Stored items
_ _ _ _ _ _ _
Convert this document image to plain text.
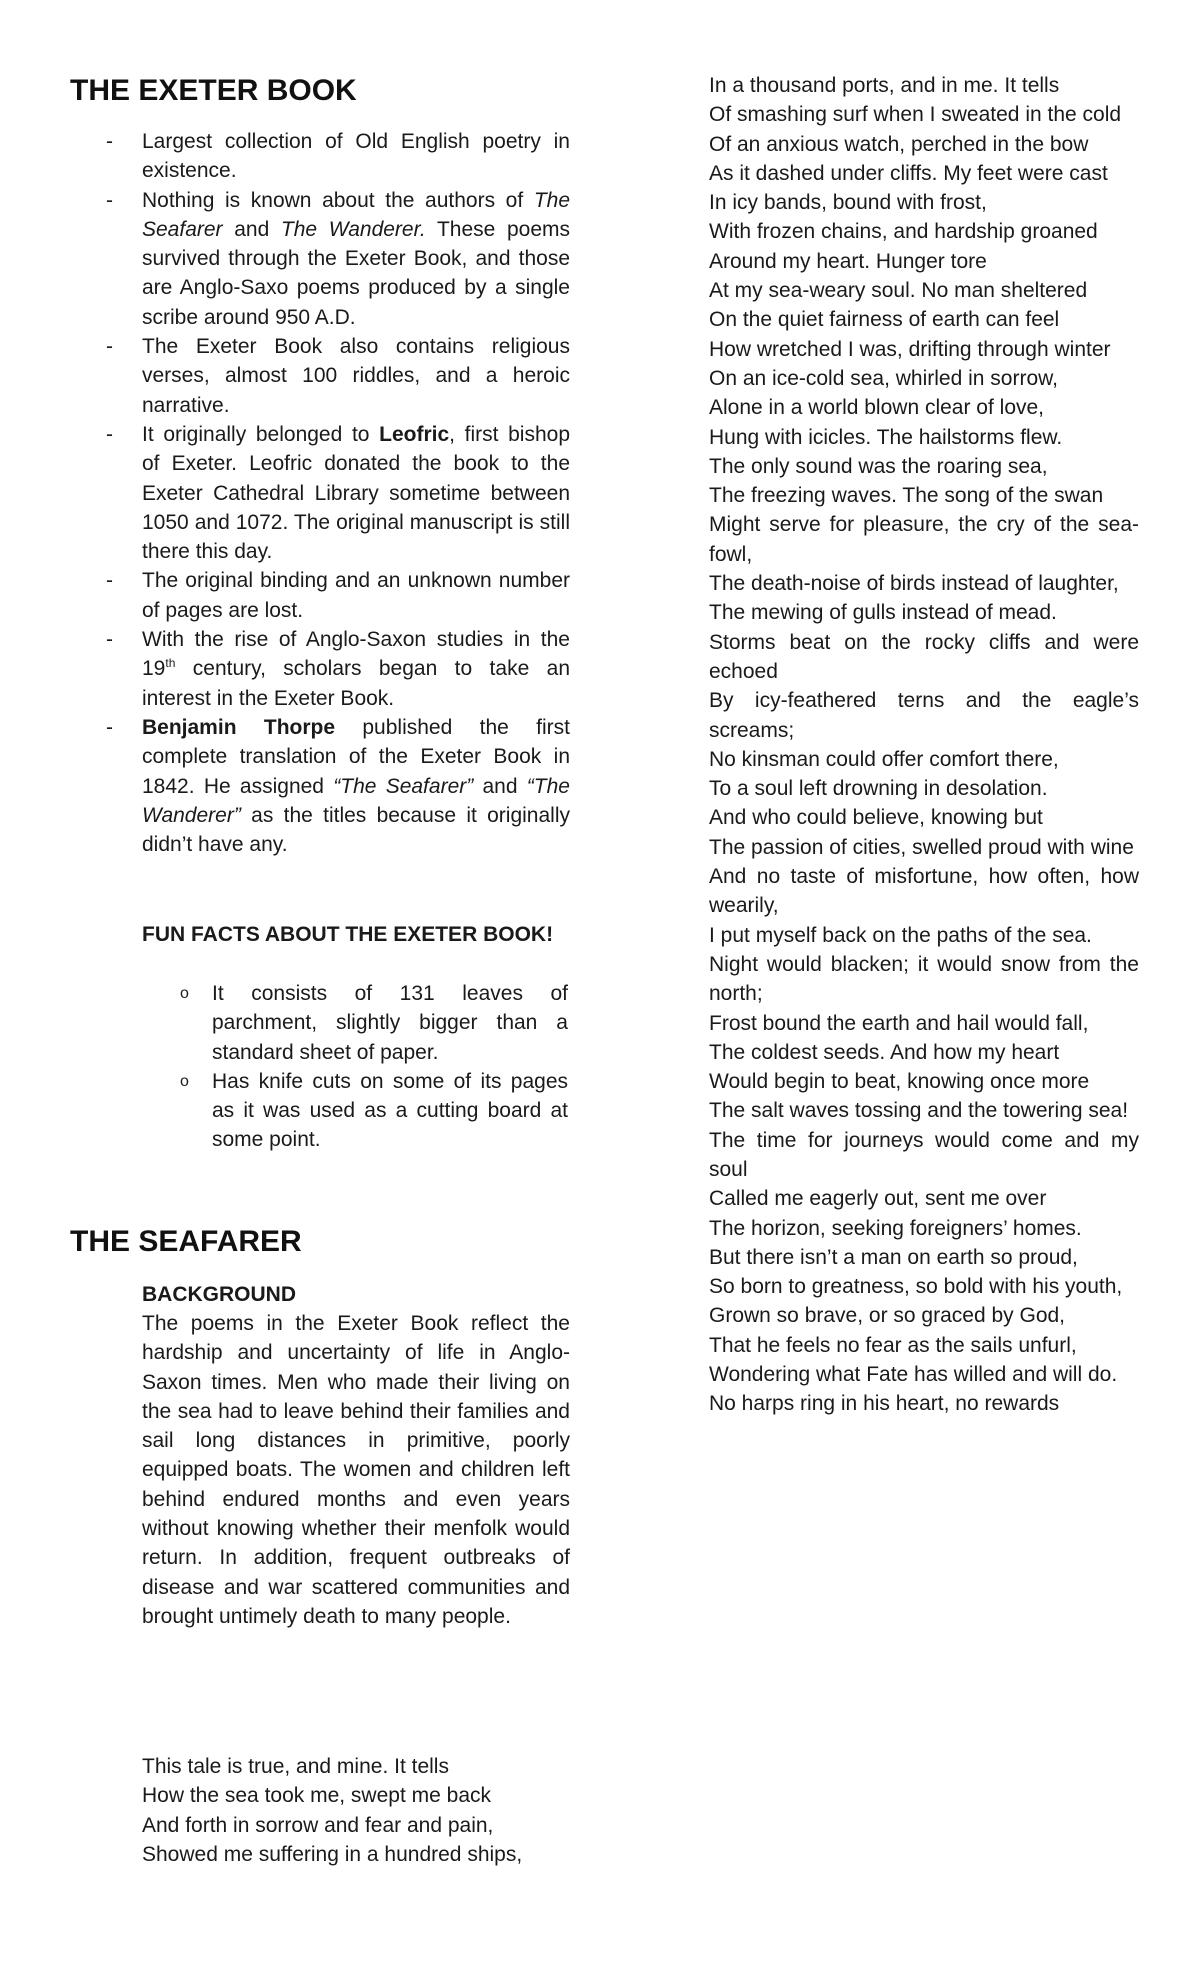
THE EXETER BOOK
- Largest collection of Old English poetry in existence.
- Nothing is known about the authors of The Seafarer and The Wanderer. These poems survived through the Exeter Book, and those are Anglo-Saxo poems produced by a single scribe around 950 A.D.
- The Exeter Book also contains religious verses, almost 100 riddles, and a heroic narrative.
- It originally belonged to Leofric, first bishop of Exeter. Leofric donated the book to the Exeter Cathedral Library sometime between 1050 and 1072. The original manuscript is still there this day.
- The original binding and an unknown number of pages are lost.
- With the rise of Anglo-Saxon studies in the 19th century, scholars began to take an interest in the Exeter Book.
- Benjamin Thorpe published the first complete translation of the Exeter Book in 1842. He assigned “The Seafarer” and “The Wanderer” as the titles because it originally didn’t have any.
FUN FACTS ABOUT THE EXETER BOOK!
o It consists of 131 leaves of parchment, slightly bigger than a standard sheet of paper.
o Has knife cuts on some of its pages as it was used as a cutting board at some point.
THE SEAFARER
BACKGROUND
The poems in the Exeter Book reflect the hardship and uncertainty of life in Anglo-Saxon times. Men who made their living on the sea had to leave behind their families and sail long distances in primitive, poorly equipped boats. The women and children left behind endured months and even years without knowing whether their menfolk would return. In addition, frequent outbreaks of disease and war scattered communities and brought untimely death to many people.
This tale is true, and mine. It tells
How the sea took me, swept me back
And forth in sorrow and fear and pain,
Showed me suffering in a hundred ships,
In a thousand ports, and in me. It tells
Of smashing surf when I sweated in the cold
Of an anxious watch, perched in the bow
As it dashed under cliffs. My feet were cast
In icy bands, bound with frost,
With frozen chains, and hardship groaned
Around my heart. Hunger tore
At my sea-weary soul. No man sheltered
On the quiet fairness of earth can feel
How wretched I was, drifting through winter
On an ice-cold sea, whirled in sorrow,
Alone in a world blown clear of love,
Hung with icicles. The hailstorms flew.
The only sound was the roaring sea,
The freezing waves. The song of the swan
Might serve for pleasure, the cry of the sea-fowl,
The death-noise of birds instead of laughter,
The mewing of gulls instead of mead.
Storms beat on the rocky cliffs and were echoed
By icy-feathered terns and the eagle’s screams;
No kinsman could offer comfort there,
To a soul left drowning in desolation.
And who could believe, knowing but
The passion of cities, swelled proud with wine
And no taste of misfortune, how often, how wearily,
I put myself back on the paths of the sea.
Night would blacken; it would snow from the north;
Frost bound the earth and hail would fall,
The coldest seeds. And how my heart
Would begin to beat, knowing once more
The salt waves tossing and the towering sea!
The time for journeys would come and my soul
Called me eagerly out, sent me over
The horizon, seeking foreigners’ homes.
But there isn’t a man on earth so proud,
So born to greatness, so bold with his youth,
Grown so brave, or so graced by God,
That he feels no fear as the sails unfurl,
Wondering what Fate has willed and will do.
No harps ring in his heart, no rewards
_ _ _ _ _ _ _
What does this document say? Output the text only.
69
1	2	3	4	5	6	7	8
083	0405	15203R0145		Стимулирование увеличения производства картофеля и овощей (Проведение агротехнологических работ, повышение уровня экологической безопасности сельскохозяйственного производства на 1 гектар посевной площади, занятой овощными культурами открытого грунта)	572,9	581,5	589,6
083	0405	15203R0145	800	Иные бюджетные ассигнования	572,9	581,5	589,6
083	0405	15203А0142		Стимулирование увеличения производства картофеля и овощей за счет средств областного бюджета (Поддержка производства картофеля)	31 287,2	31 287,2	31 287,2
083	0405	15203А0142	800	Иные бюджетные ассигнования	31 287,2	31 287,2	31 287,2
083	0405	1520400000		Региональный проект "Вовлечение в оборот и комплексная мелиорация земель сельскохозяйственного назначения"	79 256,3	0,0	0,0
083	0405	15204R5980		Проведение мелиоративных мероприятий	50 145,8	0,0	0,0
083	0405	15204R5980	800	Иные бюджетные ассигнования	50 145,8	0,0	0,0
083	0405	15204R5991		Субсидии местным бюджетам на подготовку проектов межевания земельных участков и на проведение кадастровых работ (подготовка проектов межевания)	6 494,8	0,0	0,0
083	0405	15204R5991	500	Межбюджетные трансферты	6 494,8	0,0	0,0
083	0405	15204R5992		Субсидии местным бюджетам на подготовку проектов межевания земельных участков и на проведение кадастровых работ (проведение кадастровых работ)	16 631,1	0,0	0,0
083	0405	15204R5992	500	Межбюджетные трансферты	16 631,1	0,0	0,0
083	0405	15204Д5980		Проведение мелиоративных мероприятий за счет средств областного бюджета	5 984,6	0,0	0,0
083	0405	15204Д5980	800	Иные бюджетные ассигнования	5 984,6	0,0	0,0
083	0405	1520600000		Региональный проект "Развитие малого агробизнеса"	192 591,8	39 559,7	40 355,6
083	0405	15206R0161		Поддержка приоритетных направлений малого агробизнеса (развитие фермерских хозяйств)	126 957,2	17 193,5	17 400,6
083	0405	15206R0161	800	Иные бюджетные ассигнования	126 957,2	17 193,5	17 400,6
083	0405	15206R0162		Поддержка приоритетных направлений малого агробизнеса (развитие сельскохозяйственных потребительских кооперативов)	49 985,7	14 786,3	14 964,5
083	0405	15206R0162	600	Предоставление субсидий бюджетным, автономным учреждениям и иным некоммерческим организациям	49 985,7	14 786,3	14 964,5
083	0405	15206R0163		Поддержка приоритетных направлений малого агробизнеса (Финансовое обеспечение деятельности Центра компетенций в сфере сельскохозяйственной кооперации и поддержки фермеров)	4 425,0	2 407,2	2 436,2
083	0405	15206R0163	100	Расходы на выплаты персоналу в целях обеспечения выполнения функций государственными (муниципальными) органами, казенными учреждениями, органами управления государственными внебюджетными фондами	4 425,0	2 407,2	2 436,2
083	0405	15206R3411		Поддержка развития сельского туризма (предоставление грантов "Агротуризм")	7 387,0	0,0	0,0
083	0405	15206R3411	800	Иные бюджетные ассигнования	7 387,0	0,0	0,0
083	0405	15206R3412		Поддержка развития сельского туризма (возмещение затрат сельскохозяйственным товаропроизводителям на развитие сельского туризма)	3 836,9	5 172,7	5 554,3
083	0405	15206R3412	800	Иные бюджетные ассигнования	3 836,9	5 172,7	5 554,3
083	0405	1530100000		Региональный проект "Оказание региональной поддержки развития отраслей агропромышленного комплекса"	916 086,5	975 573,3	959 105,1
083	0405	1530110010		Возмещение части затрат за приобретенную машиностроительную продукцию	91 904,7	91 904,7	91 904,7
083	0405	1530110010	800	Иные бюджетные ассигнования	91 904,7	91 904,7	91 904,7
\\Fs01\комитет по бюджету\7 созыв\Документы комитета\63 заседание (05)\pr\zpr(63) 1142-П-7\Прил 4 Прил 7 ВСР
_ _ _ _ _ _ _
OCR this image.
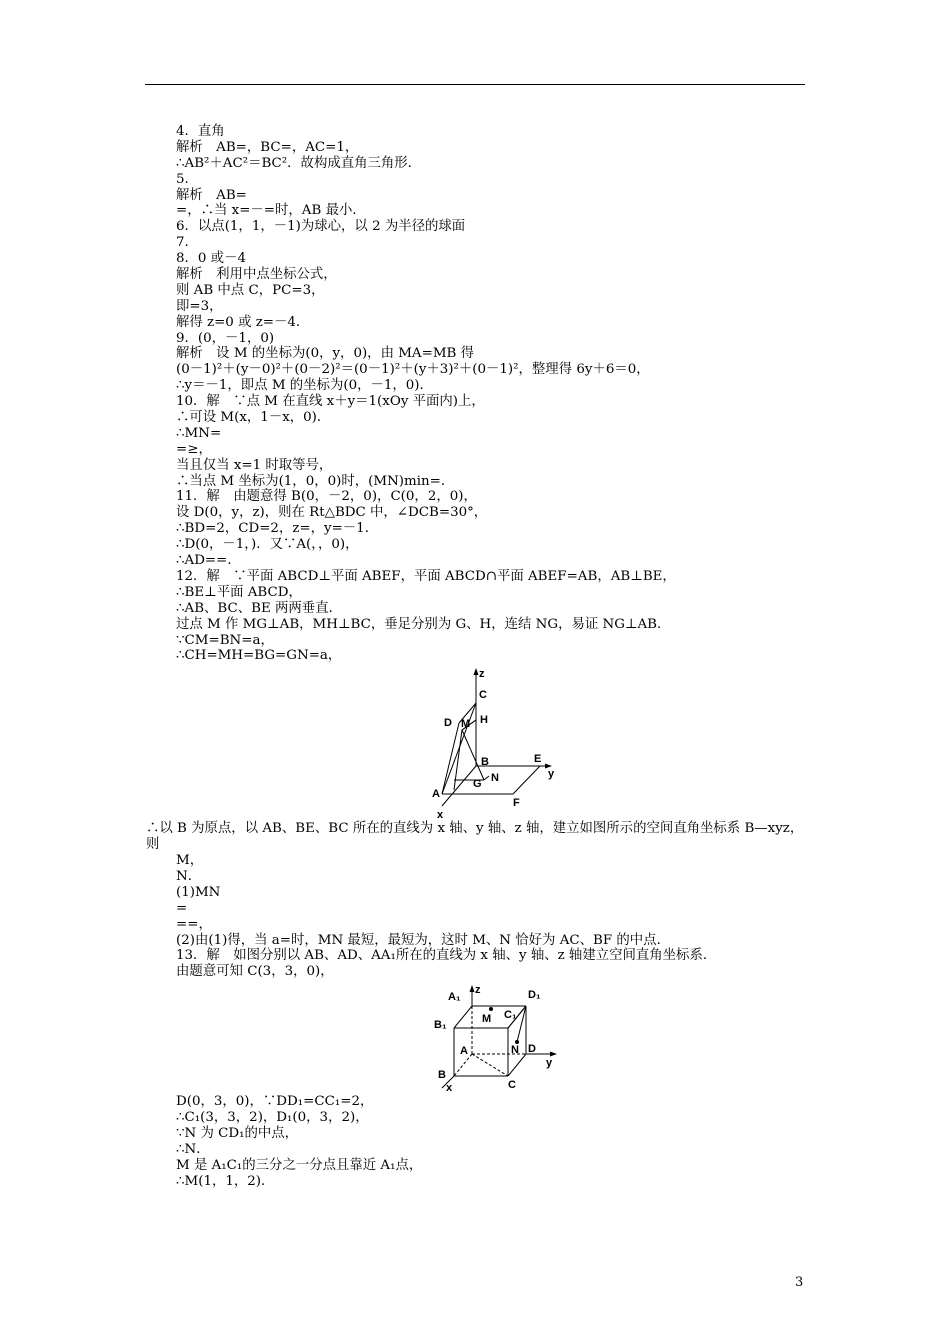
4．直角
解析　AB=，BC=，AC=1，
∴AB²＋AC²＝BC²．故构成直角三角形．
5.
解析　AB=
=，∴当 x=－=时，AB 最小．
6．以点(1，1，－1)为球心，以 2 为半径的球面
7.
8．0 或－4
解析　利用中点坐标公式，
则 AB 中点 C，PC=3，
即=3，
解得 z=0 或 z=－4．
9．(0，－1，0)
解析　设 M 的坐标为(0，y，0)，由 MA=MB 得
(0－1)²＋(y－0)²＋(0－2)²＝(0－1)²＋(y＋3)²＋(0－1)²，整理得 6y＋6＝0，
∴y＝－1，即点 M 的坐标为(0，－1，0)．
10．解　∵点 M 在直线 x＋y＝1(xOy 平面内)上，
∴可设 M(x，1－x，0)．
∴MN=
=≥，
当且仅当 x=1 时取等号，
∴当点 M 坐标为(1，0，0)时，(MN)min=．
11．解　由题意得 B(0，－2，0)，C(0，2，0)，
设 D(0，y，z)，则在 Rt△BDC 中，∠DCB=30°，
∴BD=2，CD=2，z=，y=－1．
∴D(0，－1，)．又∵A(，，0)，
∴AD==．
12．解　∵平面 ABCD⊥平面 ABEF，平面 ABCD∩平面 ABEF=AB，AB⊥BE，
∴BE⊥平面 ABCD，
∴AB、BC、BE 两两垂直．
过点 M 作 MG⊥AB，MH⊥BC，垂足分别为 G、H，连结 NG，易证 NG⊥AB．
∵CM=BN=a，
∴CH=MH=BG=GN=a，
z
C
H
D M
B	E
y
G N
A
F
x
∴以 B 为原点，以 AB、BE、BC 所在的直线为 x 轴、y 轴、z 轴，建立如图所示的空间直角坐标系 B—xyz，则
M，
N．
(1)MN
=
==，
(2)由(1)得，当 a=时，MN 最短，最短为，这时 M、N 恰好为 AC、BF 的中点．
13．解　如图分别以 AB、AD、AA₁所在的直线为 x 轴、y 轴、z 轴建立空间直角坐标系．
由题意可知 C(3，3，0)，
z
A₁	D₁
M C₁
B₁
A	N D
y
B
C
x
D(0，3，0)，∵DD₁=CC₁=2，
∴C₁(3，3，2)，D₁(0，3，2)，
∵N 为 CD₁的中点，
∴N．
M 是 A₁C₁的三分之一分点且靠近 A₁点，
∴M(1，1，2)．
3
_ _ _ _ _ _ _
Pull every line containing "through" out of the records.

=== Answer below ===
- Nothing is known about the authors of The Seafarer and The Wanderer. These poems survived through the Exeter Book, and those are Anglo-Saxo poems produced by a single scribe around 950 A.D.
How wretched I was, drifting through winter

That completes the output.